Will we be seeing more girls in their underwear?
JON: I won’t really get into that, just to say that maybe you’ll be seeing more girls OUT of their underwear!
Anna, right now you are working on your first writing-directing endeavor on film with Little Bi Peep, which is the story of a young woman and her lifestyle as a bisexual. You are currently funding this project through Indiegogo. What is the funding process like for a project with a decidedly sexual subject matter?
ANNA: I’ve never done anything on the business side of films before and there’s so many tricks to marketing things a certain way and so we had to find a hook that maybe I hadn’t initially thought of when I wrote it, so we’ve sort of been trying to adapt the movie to that. But yeah, we’ve been funding through Indiegogo, which has gone pretty well, and we’ve just been trying to get the word out there. Like any kind of connection you have, you just kind of push this project like “hey, I haven’t talked to you in a while, but here’s this project I’ve been working on...” [laughs] So you try to see what connections your connections have and it turns into this tree of marketing. We’ve also been talking to a couple of people who could possibly help produce, so its just been this giant web of inter-marketing!
JON: We call it a LGBT, but when she wrote it, that wasn’t what it was initially about. Anna wrote it as a character piece about her experiences and the experiences of other people that she knows and the LGBT market just seemed obvious for this particular story. So thats kind of the direction where we’re taking it, but we also want to do something almost like Juno or Ghost World with that kind of look and feel.
CHASING AMY springs to my mind, for that’s a well-known film that dealt with bisexuality.
JON: Yeah, well you know Chasing Amy is very much a straight man writing a story about being gay. That’s cool, but its a completely different mindset than someone who’s actually in the light.

■ Directions ■
Name every film title mentioned in the interview.

■ Source material ■

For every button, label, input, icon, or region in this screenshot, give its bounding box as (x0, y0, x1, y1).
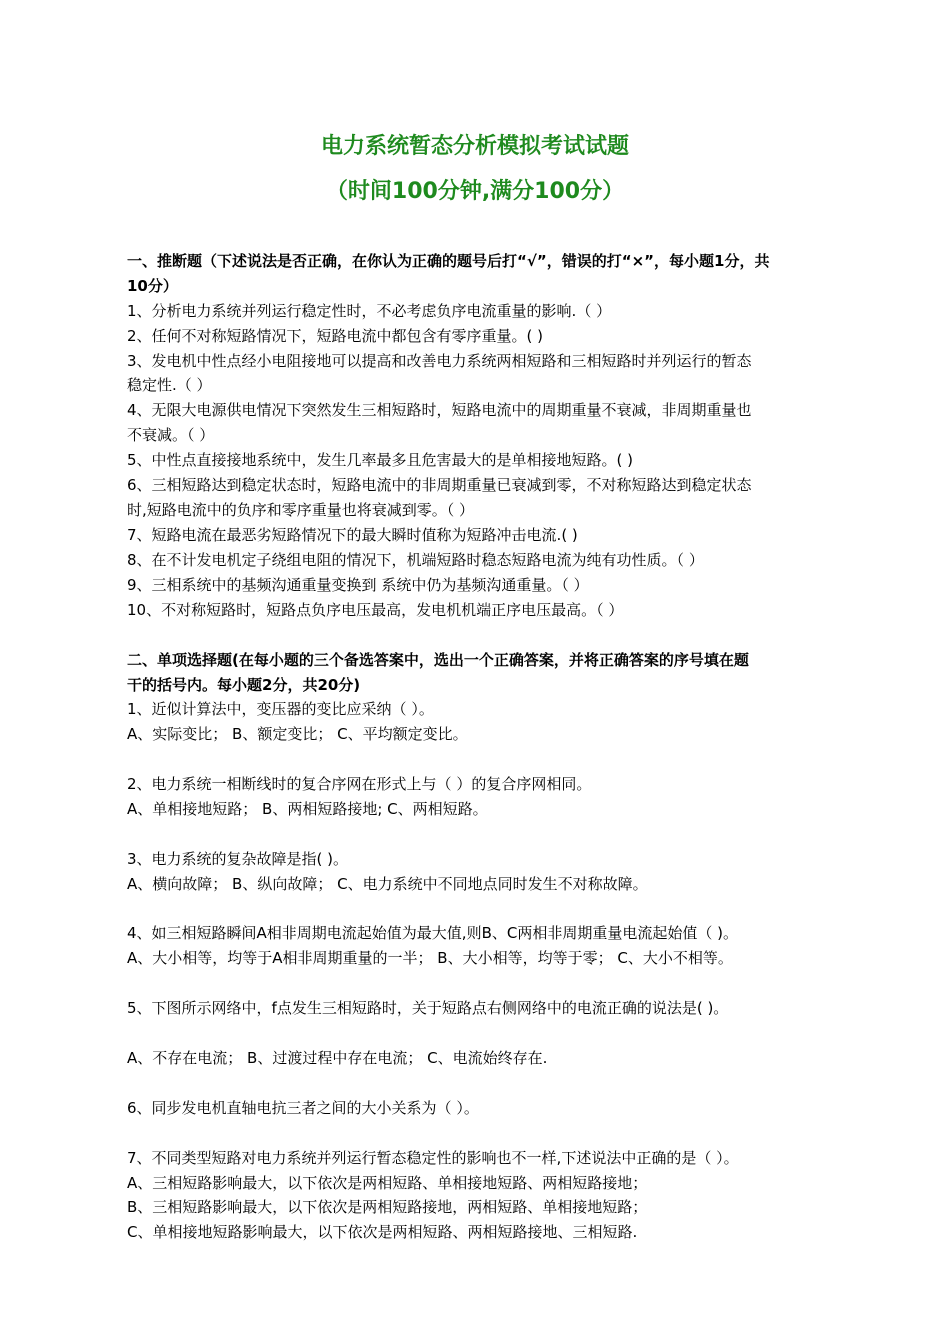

■ Correct output ■
Little Bi Peep, Juno, Ghost World, Chasing Amy